AIM
Reproduce every one of the following entries verbatim, character for character.
*** LISTING
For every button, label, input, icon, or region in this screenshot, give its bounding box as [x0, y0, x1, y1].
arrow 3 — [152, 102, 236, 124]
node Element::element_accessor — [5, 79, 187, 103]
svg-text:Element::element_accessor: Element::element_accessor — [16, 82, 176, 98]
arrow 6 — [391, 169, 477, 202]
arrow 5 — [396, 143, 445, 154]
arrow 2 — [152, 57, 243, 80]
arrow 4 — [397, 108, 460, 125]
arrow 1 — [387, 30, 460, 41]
******
ANSWER FOR THE TASK
For every button, label, input, icon, or region in this screenshot, give its bounding box as [x0, y0, x1, y1].
arrow 3 — [152, 102, 236, 124]
node Element::element_accessor — [5, 79, 187, 103]
svg-text:Element::element_accessor: Element::element_accessor — [16, 82, 176, 98]
arrow 6 — [391, 169, 477, 202]
arrow 5 — [396, 143, 445, 154]
arrow 2 — [152, 57, 243, 80]
arrow 4 — [397, 108, 460, 125]
arrow 1 — [387, 30, 460, 41]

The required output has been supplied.